REQUIRED TASK:
Report the number of lines containing "filing", with no other words.

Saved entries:
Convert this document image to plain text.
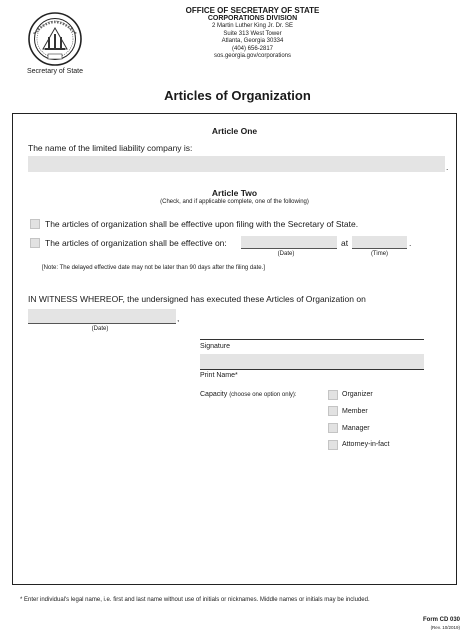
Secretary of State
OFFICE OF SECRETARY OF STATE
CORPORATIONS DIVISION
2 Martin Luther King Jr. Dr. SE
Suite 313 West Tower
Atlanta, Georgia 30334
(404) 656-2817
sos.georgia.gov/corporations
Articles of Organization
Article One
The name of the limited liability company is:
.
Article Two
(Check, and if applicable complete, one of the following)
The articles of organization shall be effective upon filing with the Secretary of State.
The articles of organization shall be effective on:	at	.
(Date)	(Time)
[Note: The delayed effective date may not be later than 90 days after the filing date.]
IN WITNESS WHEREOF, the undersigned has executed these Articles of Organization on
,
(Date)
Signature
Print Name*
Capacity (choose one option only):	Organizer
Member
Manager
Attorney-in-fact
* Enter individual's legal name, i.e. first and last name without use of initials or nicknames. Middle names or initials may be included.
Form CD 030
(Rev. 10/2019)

...

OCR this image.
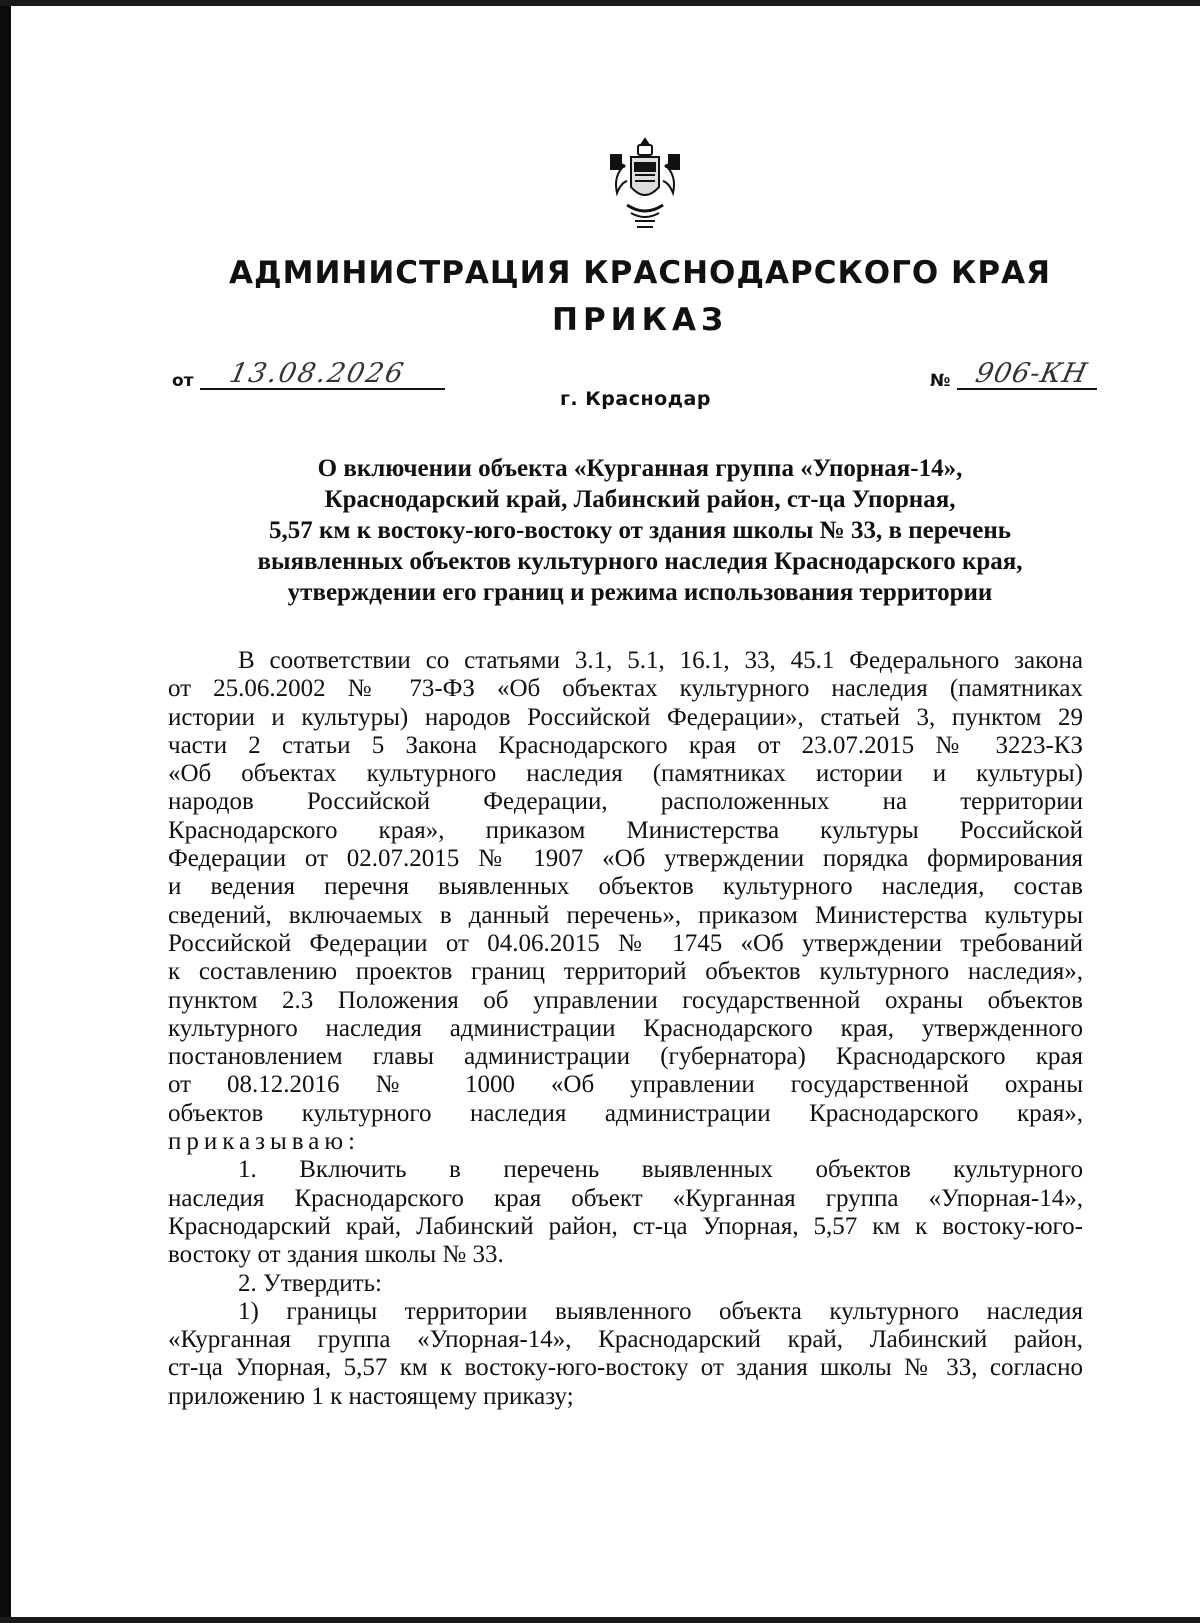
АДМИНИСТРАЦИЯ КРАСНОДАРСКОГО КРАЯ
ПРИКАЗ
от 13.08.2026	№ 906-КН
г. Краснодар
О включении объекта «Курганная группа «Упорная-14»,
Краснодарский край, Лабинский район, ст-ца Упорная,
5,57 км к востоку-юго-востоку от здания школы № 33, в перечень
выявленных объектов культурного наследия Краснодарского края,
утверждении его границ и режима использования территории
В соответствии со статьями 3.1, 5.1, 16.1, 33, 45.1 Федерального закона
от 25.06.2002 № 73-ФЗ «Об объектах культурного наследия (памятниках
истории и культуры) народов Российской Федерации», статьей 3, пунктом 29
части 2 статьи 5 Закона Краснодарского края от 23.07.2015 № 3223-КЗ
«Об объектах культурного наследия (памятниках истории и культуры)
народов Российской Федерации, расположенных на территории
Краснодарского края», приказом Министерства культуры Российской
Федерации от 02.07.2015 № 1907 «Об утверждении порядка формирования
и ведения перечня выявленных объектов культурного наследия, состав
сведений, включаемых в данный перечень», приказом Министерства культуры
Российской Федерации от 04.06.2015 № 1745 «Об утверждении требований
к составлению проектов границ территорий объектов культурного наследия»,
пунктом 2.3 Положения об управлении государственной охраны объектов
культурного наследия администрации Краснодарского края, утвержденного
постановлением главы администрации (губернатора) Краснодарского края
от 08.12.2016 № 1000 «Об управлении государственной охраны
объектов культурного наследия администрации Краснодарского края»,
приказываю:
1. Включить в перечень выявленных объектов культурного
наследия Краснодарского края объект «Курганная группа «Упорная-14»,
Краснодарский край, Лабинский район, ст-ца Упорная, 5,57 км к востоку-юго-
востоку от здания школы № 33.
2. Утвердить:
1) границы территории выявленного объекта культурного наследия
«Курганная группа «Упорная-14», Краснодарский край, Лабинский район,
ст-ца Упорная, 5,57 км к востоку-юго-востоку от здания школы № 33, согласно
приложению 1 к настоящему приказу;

SOLVED PROBLEM:
2